Given exercise: Copy out every line in the entries below that includes "this".

Stored data:
▬▬▬▬▬▬▬▬▬▬

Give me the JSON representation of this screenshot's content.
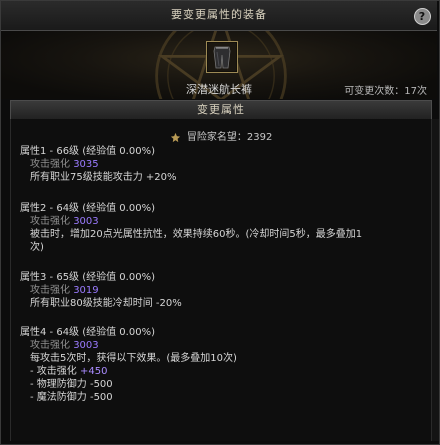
{
  "window": {
    "title": "要变更属性的装备",
    "help_label": "?"
  },
  "item": {
    "name": "深潜迷航长裤",
    "remaining_label": "可变更次数：17次"
  },
  "section": {
    "title": "变更属性"
  },
  "fame": {
    "text": "冒险家名望：2392"
  },
  "attributes": [
    {
      "head": "属性1 - 66级 (经验值 0.00%)",
      "sub_label": "攻击强化",
      "sub_value": "3035",
      "desc": "所有职业75级技能攻击力 +20%"
    },
    {
      "head": "属性2 - 64级 (经验值 0.00%)",
      "sub_label": "攻击强化",
      "sub_value": "3003",
      "desc_line1": "被击时，增加20点光属性抗性，效果持续60秒。(冷却时间5秒，最多叠加1",
      "desc_line2": "次)"
    },
    {
      "head": "属性3 - 65级 (经验值 0.00%)",
      "sub_label": "攻击强化",
      "sub_value": "3019",
      "desc": "所有职业80级技能冷却时间 -20%"
    },
    {
      "head": "属性4 - 64级 (经验值 0.00%)",
      "sub_label": "攻击强化",
      "sub_value": "3003",
      "desc": "每攻击5次时，获得以下效果。(最多叠加10次)",
      "effects": [
        {
          "label": "- 攻击强化 ",
          "value": "+450"
        },
        {
          "label": "- 物理防御力 -500",
          "value": ""
        },
        {
          "label": "- 魔法防御力 -500",
          "value": ""
        }
      ]
    }
  ],
  "colors": {
    "accent_purple": "#9b7bff",
    "title_text": "#d9d2bf"
  }
}
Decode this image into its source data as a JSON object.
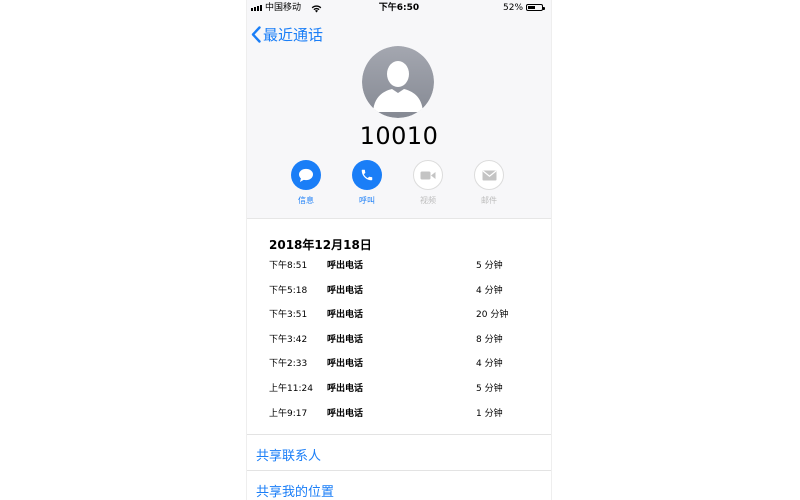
{
  "status": {
    "carrier": "中国移动",
    "time": "下午6:50",
    "battery_text": "52%",
    "battery_level": 0.52
  },
  "nav": {
    "back_label": "最近通话"
  },
  "contact": {
    "number": "10010"
  },
  "actions": [
    {
      "label": "信息",
      "icon": "message-icon",
      "enabled": true
    },
    {
      "label": "呼叫",
      "icon": "phone-icon",
      "enabled": true
    },
    {
      "label": "视频",
      "icon": "video-icon",
      "enabled": false
    },
    {
      "label": "邮件",
      "icon": "mail-icon",
      "enabled": false
    }
  ],
  "history": {
    "date": "2018年12月18日",
    "calls": [
      {
        "time": "下午8:51",
        "type": "呼出电话",
        "duration": "5 分钟"
      },
      {
        "time": "下午5:18",
        "type": "呼出电话",
        "duration": "4 分钟"
      },
      {
        "time": "下午3:51",
        "type": "呼出电话",
        "duration": "20 分钟"
      },
      {
        "time": "下午3:42",
        "type": "呼出电话",
        "duration": "8 分钟"
      },
      {
        "time": "下午2:33",
        "type": "呼出电话",
        "duration": "4 分钟"
      },
      {
        "time": "上午11:24",
        "type": "呼出电话",
        "duration": "5 分钟"
      },
      {
        "time": "上午9:17",
        "type": "呼出电话",
        "duration": "1 分钟"
      }
    ]
  },
  "links": {
    "share_contact": "共享联系人",
    "share_location": "共享我的位置"
  },
  "colors": {
    "accent": "#1a7ef7",
    "header_bg": "#f7f7f9",
    "disabled": "#bdbdbd"
  }
}
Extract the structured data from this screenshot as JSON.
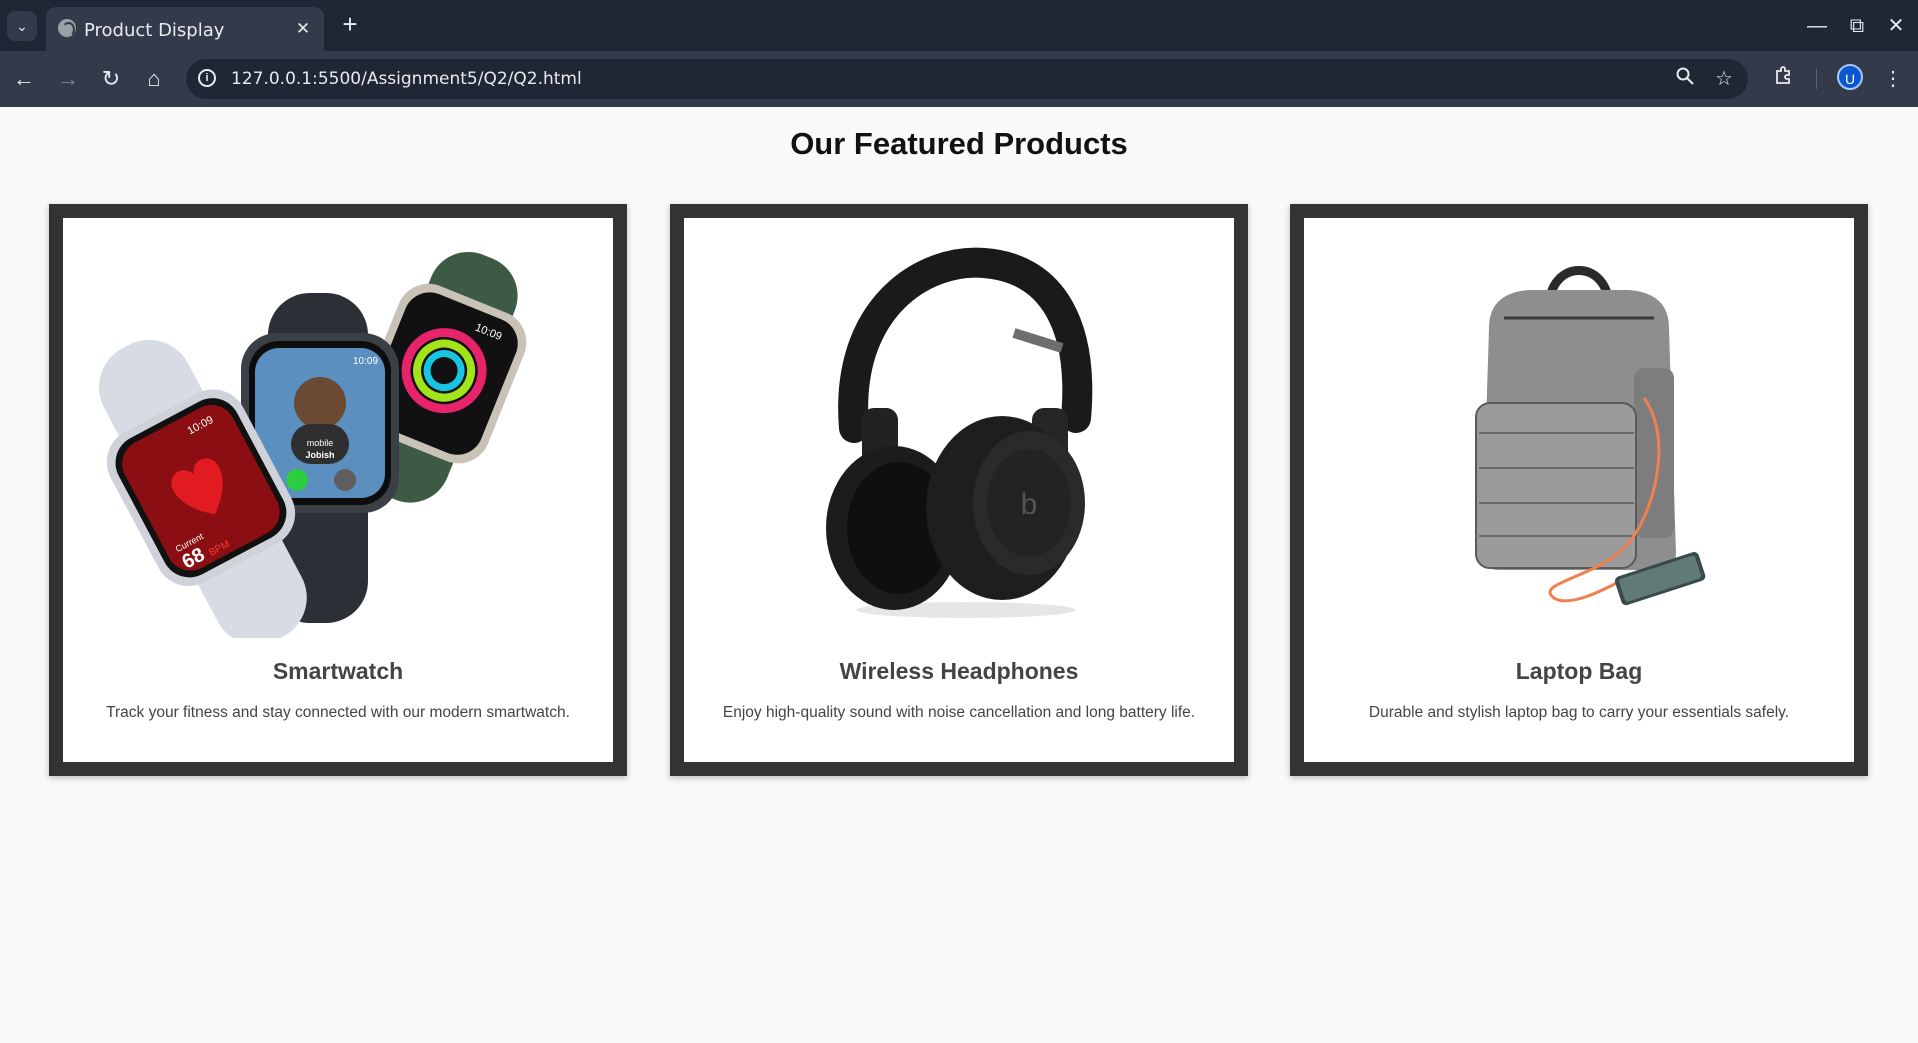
{
  "browser": {
    "tab_title": "Product Display",
    "url": "127.0.0.1:5500/Assignment5/Q2/Q2.html",
    "profile_initial": "U"
  },
  "page": {
    "heading": "Our Featured Products"
  },
  "products": [
    {
      "name": "Smartwatch",
      "description": "Track your fitness and stay connected with our modern smartwatch.",
      "image_icon": "smartwatch-image",
      "watch_text": {
        "time": "10:09",
        "reading": "68",
        "unit": "BPM",
        "label": "Current",
        "caller_top": "mobile",
        "caller": "Jobish"
      }
    },
    {
      "name": "Wireless Headphones",
      "description": "Enjoy high-quality sound with noise cancellation and long battery life.",
      "image_icon": "headphones-image"
    },
    {
      "name": "Laptop Bag",
      "description": "Durable and stylish laptop bag to carry your essentials safely.",
      "image_icon": "backpack-image"
    }
  ],
  "colors": {
    "card_border": "#333333",
    "page_bg": "#f8f9fa",
    "chrome_bg": "#1f2634"
  }
}
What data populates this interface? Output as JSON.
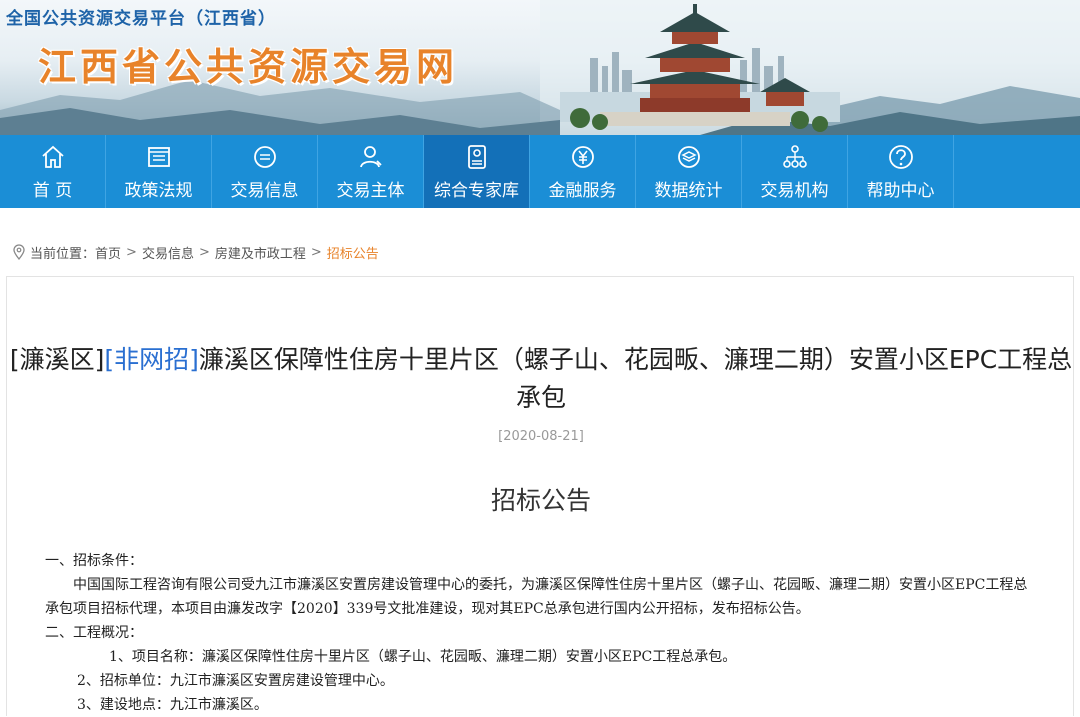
{
  "banner": {
    "platform_name": "全国公共资源交易平台（江西省）",
    "site_title": "江西省公共资源交易网"
  },
  "nav": {
    "items": [
      {
        "label": "首 页",
        "icon": "home-icon"
      },
      {
        "label": "政策法规",
        "icon": "document-icon"
      },
      {
        "label": "交易信息",
        "icon": "message-icon"
      },
      {
        "label": "交易主体",
        "icon": "user-icon"
      },
      {
        "label": "综合专家库",
        "icon": "id-card-icon"
      },
      {
        "label": "金融服务",
        "icon": "yuan-icon"
      },
      {
        "label": "数据统计",
        "icon": "layers-icon"
      },
      {
        "label": "交易机构",
        "icon": "org-chart-icon"
      },
      {
        "label": "帮助中心",
        "icon": "help-icon"
      }
    ],
    "active_index": 4,
    "colors": {
      "bar": "#1b8ed6",
      "active": "#1370b8"
    }
  },
  "breadcrumb": {
    "prefix": "当前位置：",
    "items": [
      "首页",
      "交易信息",
      "房建及市政工程"
    ],
    "current": "招标公告",
    "separator": ">"
  },
  "article": {
    "title_tag1": "[濂溪区]",
    "title_tag2": "[非网招]",
    "title_text": "濂溪区保障性住房十里片区（螺子山、花园畈、濂理二期）安置小区EPC工程总承包",
    "date": "[2020-08-21]",
    "doc_title": "招标公告",
    "paragraphs": [
      "一、招标条件：",
      "中国国际工程咨询有限公司受九江市濂溪区安置房建设管理中心的委托，为濂溪区保障性住房十里片区（螺子山、花园畈、濂理二期）安置小区EPC工程总承包项目招标代理，本项目由濂发改字【2020】339号文批准建设，现对其EPC总承包进行国内公开招标，发布招标公告。",
      "二、工程概况：",
      "1、项目名称：濂溪区保障性住房十里片区（螺子山、花园畈、濂理二期）安置小区EPC工程总承包。",
      "2、招标单位：九江市濂溪区安置房建设管理中心。",
      "3、建设地点：九江市濂溪区。"
    ]
  },
  "colors": {
    "accent_orange": "#e8832a",
    "link_blue": "#2a6fd1"
  }
}
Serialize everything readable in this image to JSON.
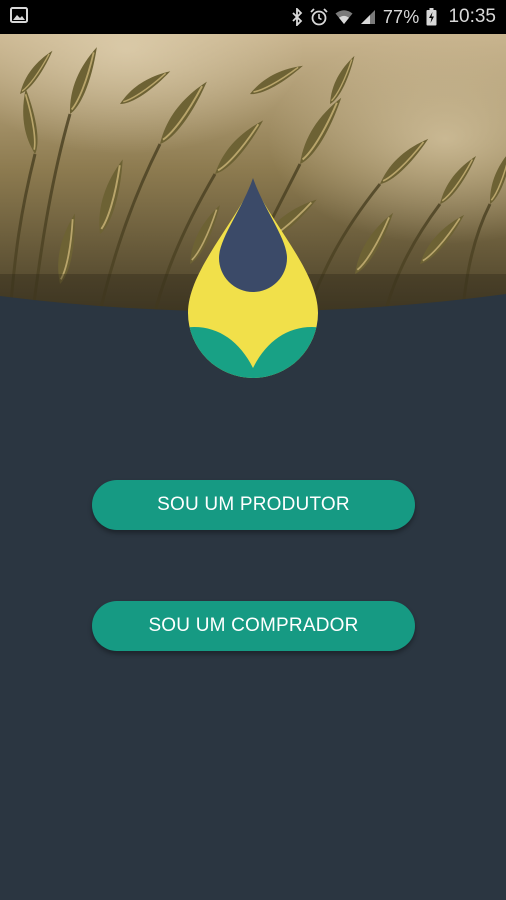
{
  "status_bar": {
    "battery_percent": "77%",
    "time": "10:35",
    "icons": [
      "image-icon",
      "bluetooth-icon",
      "alarm-icon",
      "wifi-icon",
      "signal-icon",
      "battery-charging-icon"
    ]
  },
  "hero": {
    "image": "wheat-field-photo"
  },
  "logo": {
    "name": "drop-logo",
    "colors": {
      "drop": "#3b4a68",
      "yellow": "#f1e04a",
      "green": "#18a185"
    }
  },
  "actions": {
    "produtor_label": "SOU UM PRODUTOR",
    "comprador_label": "SOU UM COMPRADOR"
  },
  "colors": {
    "background": "#2b3641",
    "button": "#169a83",
    "button_text": "#ffffff"
  }
}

▬▬▬▬▬▬▬▬▬▬

Task response:
Give me the JSON representation of this screenshot's content.
Decode this image into its source data as a JSON object.
Extract the structured data from this screenshot as JSON.
What data populates this interface? Output as JSON.
Serialize everything readable in this image to JSON.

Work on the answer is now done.